** BEGIN SUPPLIED RECORDS **
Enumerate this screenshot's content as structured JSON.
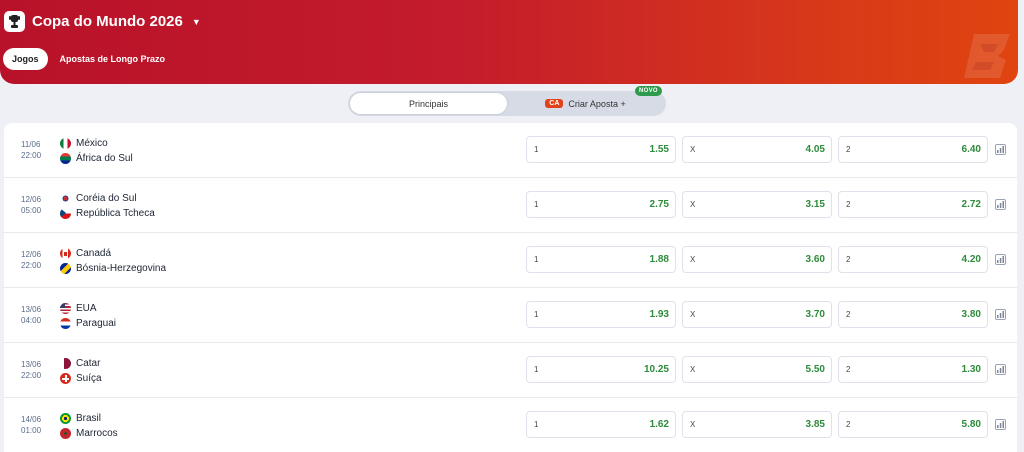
{
  "header": {
    "title": "Copa do Mundo 2026",
    "trophy_icon": "trophy-icon",
    "caret_icon": "caret-down-icon",
    "tabs": [
      {
        "label": "Jogos",
        "active": true
      },
      {
        "label": "Apostas de Longo Prazo",
        "active": false
      }
    ]
  },
  "segment": {
    "principais": "Principais",
    "criar_tag": "CA",
    "criar_label": "Criar Aposta +",
    "novo_badge": "NOVO"
  },
  "colors": {
    "header_start": "#b8122a",
    "header_end": "#e0440f",
    "odd_value": "#2e8b3b",
    "novo_badge": "#2e9a4c"
  },
  "matches": [
    {
      "date": "11/06",
      "time": "22:00",
      "home": "México",
      "away": "África do Sul",
      "home_flag": "mexico-flag-icon",
      "away_flag": "south-africa-flag-icon",
      "odds": [
        {
          "label": "1",
          "value": "1.55"
        },
        {
          "label": "X",
          "value": "4.05"
        },
        {
          "label": "2",
          "value": "6.40"
        }
      ]
    },
    {
      "date": "12/06",
      "time": "05:00",
      "home": "Coréia do Sul",
      "away": "República Tcheca",
      "home_flag": "south-korea-flag-icon",
      "away_flag": "czech-republic-flag-icon",
      "odds": [
        {
          "label": "1",
          "value": "2.75"
        },
        {
          "label": "X",
          "value": "3.15"
        },
        {
          "label": "2",
          "value": "2.72"
        }
      ]
    },
    {
      "date": "12/06",
      "time": "22:00",
      "home": "Canadá",
      "away": "Bósnia-Herzegovina",
      "home_flag": "canada-flag-icon",
      "away_flag": "bosnia-flag-icon",
      "odds": [
        {
          "label": "1",
          "value": "1.88"
        },
        {
          "label": "X",
          "value": "3.60"
        },
        {
          "label": "2",
          "value": "4.20"
        }
      ]
    },
    {
      "date": "13/06",
      "time": "04:00",
      "home": "EUA",
      "away": "Paraguai",
      "home_flag": "usa-flag-icon",
      "away_flag": "paraguay-flag-icon",
      "odds": [
        {
          "label": "1",
          "value": "1.93"
        },
        {
          "label": "X",
          "value": "3.70"
        },
        {
          "label": "2",
          "value": "3.80"
        }
      ]
    },
    {
      "date": "13/06",
      "time": "22:00",
      "home": "Catar",
      "away": "Suíça",
      "home_flag": "qatar-flag-icon",
      "away_flag": "switzerland-flag-icon",
      "odds": [
        {
          "label": "1",
          "value": "10.25"
        },
        {
          "label": "X",
          "value": "5.50"
        },
        {
          "label": "2",
          "value": "1.30"
        }
      ]
    },
    {
      "date": "14/06",
      "time": "01:00",
      "home": "Brasil",
      "away": "Marrocos",
      "home_flag": "brazil-flag-icon",
      "away_flag": "morocco-flag-icon",
      "odds": [
        {
          "label": "1",
          "value": "1.62"
        },
        {
          "label": "X",
          "value": "3.85"
        },
        {
          "label": "2",
          "value": "5.80"
        }
      ]
    }
  ]
}
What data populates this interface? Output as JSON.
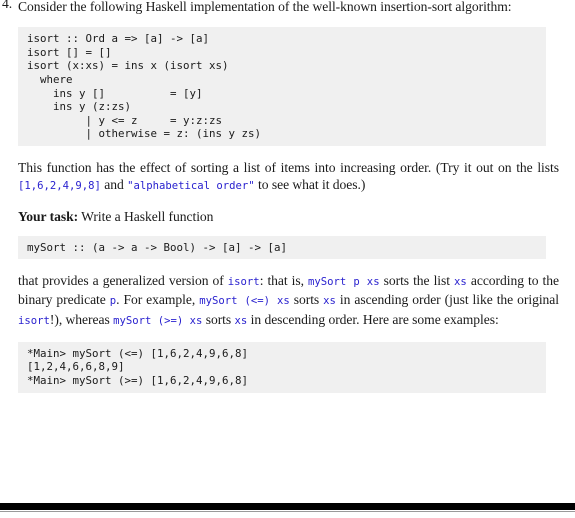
{
  "exercise": {
    "number": "4.",
    "intro": "Consider the following Haskell implementation of the well-known insertion-sort algorithm:",
    "isort_code": "isort :: Ord a => [a] -> [a]\nisort [] = []\nisort (x:xs) = ins x (isort xs)\n  where\n    ins y []          = [y]\n    ins y (z:zs)\n         | y <= z     = y:z:zs\n         | otherwise = z: (ins y zs)",
    "paragraph2": {
      "part1": "This function has the effect of sorting a list of items into increasing order. (Try it out on the lists ",
      "code1": "[1,6,2,4,9,8]",
      "part2": " and ",
      "code2": "\"alphabetical order\"",
      "part3": " to see what it does.)"
    },
    "task": {
      "label": "Your task:",
      "text": " Write a Haskell function"
    },
    "mysort_signature": "mySort :: (a -> a -> Bool) -> [a] -> [a]",
    "paragraph3": {
      "part1": "that provides a generalized version of ",
      "code1": "isort",
      "part2": ": that is, ",
      "code2": "mySort p xs",
      "part3": " sorts the list ",
      "code3": "xs",
      "part4": " according to the binary predicate ",
      "code4": "p",
      "part5": ". For example, ",
      "code5": "mySort (<=) xs",
      "part6": " sorts ",
      "code6": "xs",
      "part7": " in ascending order (just like the original ",
      "code7": "isort",
      "part8": "!), whereas ",
      "code8": "mySort (>=) xs",
      "part9": " sorts ",
      "code9": "xs",
      "part10": " in descending order. Here are some examples:"
    },
    "examples_code": "*Main> mySort (<=) [1,6,2,4,9,6,8]\n[1,2,4,6,6,8,9]\n*Main> mySort (>=) [1,6,2,4,9,6,8]"
  },
  "colors": {
    "code_background": "#f0f0f0",
    "inline_code_text": "#2a22cf",
    "body_text": "#1a1a1a",
    "rule": "#000000"
  }
}
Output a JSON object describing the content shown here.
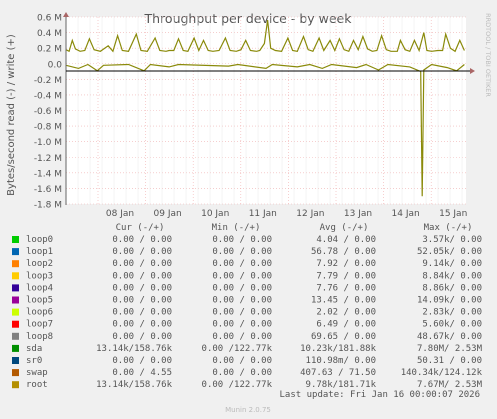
{
  "chart_data": {
    "type": "line",
    "title": "Throughput per device - by week",
    "ylabel": "Bytes/second read (-) / write (+)",
    "side_label": "RRDTOOL / TOBI OETIKER",
    "ylim": [
      -1800000,
      600000
    ],
    "y_ticks": [
      {
        "v": 600000,
        "label": "0.6 M"
      },
      {
        "v": 400000,
        "label": "0.4 M"
      },
      {
        "v": 200000,
        "label": "0.2 M"
      },
      {
        "v": 0,
        "label": "0.0"
      },
      {
        "v": -200000,
        "label": "-0.2 M"
      },
      {
        "v": -400000,
        "label": "-0.4 M"
      },
      {
        "v": -600000,
        "label": "-0.6 M"
      },
      {
        "v": -800000,
        "label": "-0.8 M"
      },
      {
        "v": -1000000,
        "label": "-1.0 M"
      },
      {
        "v": -1200000,
        "label": "-1.2 M"
      },
      {
        "v": -1400000,
        "label": "-1.4 M"
      },
      {
        "v": -1600000,
        "label": "-1.6 M"
      },
      {
        "v": -1800000,
        "label": "-1.8 M"
      }
    ],
    "x_ticks": [
      "08 Jan",
      "09 Jan",
      "10 Jan",
      "11 Jan",
      "12 Jan",
      "13 Jan",
      "14 Jan",
      "15 Jan"
    ],
    "grid": true,
    "series_write": {
      "name": "sda",
      "color": "#8a8a0a",
      "points": [
        [
          0.0,
          180000
        ],
        [
          0.01,
          160000
        ],
        [
          0.02,
          300000
        ],
        [
          0.03,
          190000
        ],
        [
          0.045,
          160000
        ],
        [
          0.06,
          170000
        ],
        [
          0.075,
          320000
        ],
        [
          0.09,
          180000
        ],
        [
          0.11,
          160000
        ],
        [
          0.135,
          230000
        ],
        [
          0.15,
          160000
        ],
        [
          0.165,
          360000
        ],
        [
          0.18,
          170000
        ],
        [
          0.2,
          160000
        ],
        [
          0.225,
          380000
        ],
        [
          0.24,
          170000
        ],
        [
          0.26,
          160000
        ],
        [
          0.285,
          330000
        ],
        [
          0.3,
          170000
        ],
        [
          0.32,
          160000
        ],
        [
          0.33,
          170000
        ],
        [
          0.345,
          170000
        ],
        [
          0.36,
          320000
        ],
        [
          0.375,
          170000
        ],
        [
          0.39,
          160000
        ],
        [
          0.41,
          330000
        ],
        [
          0.425,
          170000
        ],
        [
          0.44,
          300000
        ],
        [
          0.455,
          170000
        ],
        [
          0.47,
          160000
        ],
        [
          0.49,
          170000
        ],
        [
          0.51,
          330000
        ],
        [
          0.525,
          170000
        ],
        [
          0.545,
          160000
        ],
        [
          0.56,
          180000
        ],
        [
          0.575,
          300000
        ],
        [
          0.59,
          170000
        ],
        [
          0.61,
          160000
        ],
        [
          0.62,
          170000
        ],
        [
          0.635,
          260000
        ],
        [
          0.645,
          560000
        ],
        [
          0.655,
          200000
        ],
        [
          0.67,
          170000
        ],
        [
          0.69,
          160000
        ],
        [
          0.71,
          330000
        ],
        [
          0.725,
          170000
        ],
        [
          0.74,
          160000
        ],
        [
          0.76,
          350000
        ],
        [
          0.775,
          180000
        ],
        [
          0.79,
          160000
        ],
        [
          0.81,
          330000
        ],
        [
          0.825,
          170000
        ],
        [
          0.845,
          300000
        ],
        [
          0.86,
          170000
        ],
        [
          0.875,
          320000
        ],
        [
          0.89,
          180000
        ],
        [
          0.905,
          160000
        ],
        [
          0.92,
          300000
        ],
        [
          0.935,
          180000
        ],
        [
          0.95,
          350000
        ],
        [
          0.965,
          190000
        ],
        [
          0.98,
          160000
        ],
        [
          0.995,
          170000
        ],
        [
          1.01,
          360000
        ],
        [
          1.025,
          180000
        ],
        [
          1.04,
          160000
        ],
        [
          1.06,
          160000
        ],
        [
          1.07,
          300000
        ],
        [
          1.085,
          180000
        ],
        [
          1.1,
          160000
        ],
        [
          1.115,
          300000
        ],
        [
          1.13,
          170000
        ],
        [
          1.145,
          400000
        ],
        [
          1.155,
          170000
        ],
        [
          1.17,
          160000
        ],
        [
          1.19,
          170000
        ],
        [
          1.205,
          170000
        ],
        [
          1.215,
          380000
        ],
        [
          1.23,
          200000
        ],
        [
          1.245,
          160000
        ],
        [
          1.26,
          300000
        ],
        [
          1.275,
          170000
        ]
      ]
    },
    "series_read": {
      "name": "sda",
      "color": "#8a8a0a",
      "points": [
        [
          0.0,
          -20000
        ],
        [
          0.04,
          -60000
        ],
        [
          0.07,
          -10000
        ],
        [
          0.1,
          -90000
        ],
        [
          0.12,
          -20000
        ],
        [
          0.2,
          -10000
        ],
        [
          0.25,
          -90000
        ],
        [
          0.27,
          -10000
        ],
        [
          0.33,
          -40000
        ],
        [
          0.36,
          -10000
        ],
        [
          0.52,
          -30000
        ],
        [
          0.55,
          -10000
        ],
        [
          0.64,
          -60000
        ],
        [
          0.66,
          -10000
        ],
        [
          0.74,
          -40000
        ],
        [
          0.78,
          -10000
        ],
        [
          0.82,
          -60000
        ],
        [
          0.85,
          -10000
        ],
        [
          0.93,
          -50000
        ],
        [
          0.96,
          -10000
        ],
        [
          1.0,
          -80000
        ],
        [
          1.03,
          -10000
        ],
        [
          1.1,
          -40000
        ],
        [
          1.135,
          -100000
        ],
        [
          1.14,
          -1700000
        ],
        [
          1.145,
          -80000
        ],
        [
          1.17,
          -10000
        ],
        [
          1.22,
          -50000
        ],
        [
          1.25,
          -90000
        ],
        [
          1.275,
          -10000
        ]
      ]
    }
  },
  "legend": {
    "headers": {
      "cur": "Cur (-/+)",
      "min": "Min (-/+)",
      "avg": "Avg (-/+)",
      "max": "Max (-/+)"
    },
    "rows": [
      {
        "name": "loop0",
        "color": "#00cc00",
        "cur": "0.00 /  0.00",
        "min": "0.00 /  0.00",
        "avg": "4.04 /  0.00",
        "max": "3.57k/  0.00"
      },
      {
        "name": "loop1",
        "color": "#0066b3",
        "cur": "0.00 /  0.00",
        "min": "0.00 /  0.00",
        "avg": "56.78 /  0.00",
        "max": "52.05k/  0.00"
      },
      {
        "name": "loop2",
        "color": "#ff8000",
        "cur": "0.00 /  0.00",
        "min": "0.00 /  0.00",
        "avg": "7.92 /  0.00",
        "max": "9.14k/  0.00"
      },
      {
        "name": "loop3",
        "color": "#ffcc00",
        "cur": "0.00 /  0.00",
        "min": "0.00 /  0.00",
        "avg": "7.79 /  0.00",
        "max": "8.84k/  0.00"
      },
      {
        "name": "loop4",
        "color": "#330099",
        "cur": "0.00 /  0.00",
        "min": "0.00 /  0.00",
        "avg": "7.76 /  0.00",
        "max": "8.86k/  0.00"
      },
      {
        "name": "loop5",
        "color": "#990099",
        "cur": "0.00 /  0.00",
        "min": "0.00 /  0.00",
        "avg": "13.45 /  0.00",
        "max": "14.09k/  0.00"
      },
      {
        "name": "loop6",
        "color": "#ccff00",
        "cur": "0.00 /  0.00",
        "min": "0.00 /  0.00",
        "avg": "2.02 /  0.00",
        "max": "2.83k/  0.00"
      },
      {
        "name": "loop7",
        "color": "#ff0000",
        "cur": "0.00 /  0.00",
        "min": "0.00 /  0.00",
        "avg": "6.49 /  0.00",
        "max": "5.60k/  0.00"
      },
      {
        "name": "loop8",
        "color": "#808080",
        "cur": "0.00 /  0.00",
        "min": "0.00 /  0.00",
        "avg": "69.65 /  0.00",
        "max": "48.67k/  0.00"
      },
      {
        "name": "sda",
        "color": "#008f00",
        "cur": "13.14k/158.76k",
        "min": "0.00 /122.77k",
        "avg": "10.23k/181.88k",
        "max": "7.80M/  2.53M"
      },
      {
        "name": "sr0",
        "color": "#00487d",
        "cur": "0.00 /  0.00",
        "min": "0.00 /  0.00",
        "avg": "110.98m/  0.00",
        "max": "50.31 /  0.00"
      },
      {
        "name": "swap",
        "color": "#b35a00",
        "cur": "0.00 /  4.55",
        "min": "0.00 /  0.00",
        "avg": "407.63 / 71.50",
        "max": "140.34k/124.12k"
      },
      {
        "name": "root",
        "color": "#b38f00",
        "cur": "13.14k/158.76k",
        "min": "0.00 /122.77k",
        "avg": "9.78k/181.71k",
        "max": "7.67M/  2.53M"
      }
    ]
  },
  "last_update": "Last update: Fri Jan 16 00:00:07 2026",
  "footer": "Munin 2.0.75"
}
** END SUPPLIED RECORDS **
EXERCISE AIM: Each line that has the word "JSON" counts once. How many such lines are in the data? Give the number alone.

WORKED ANSWER: 3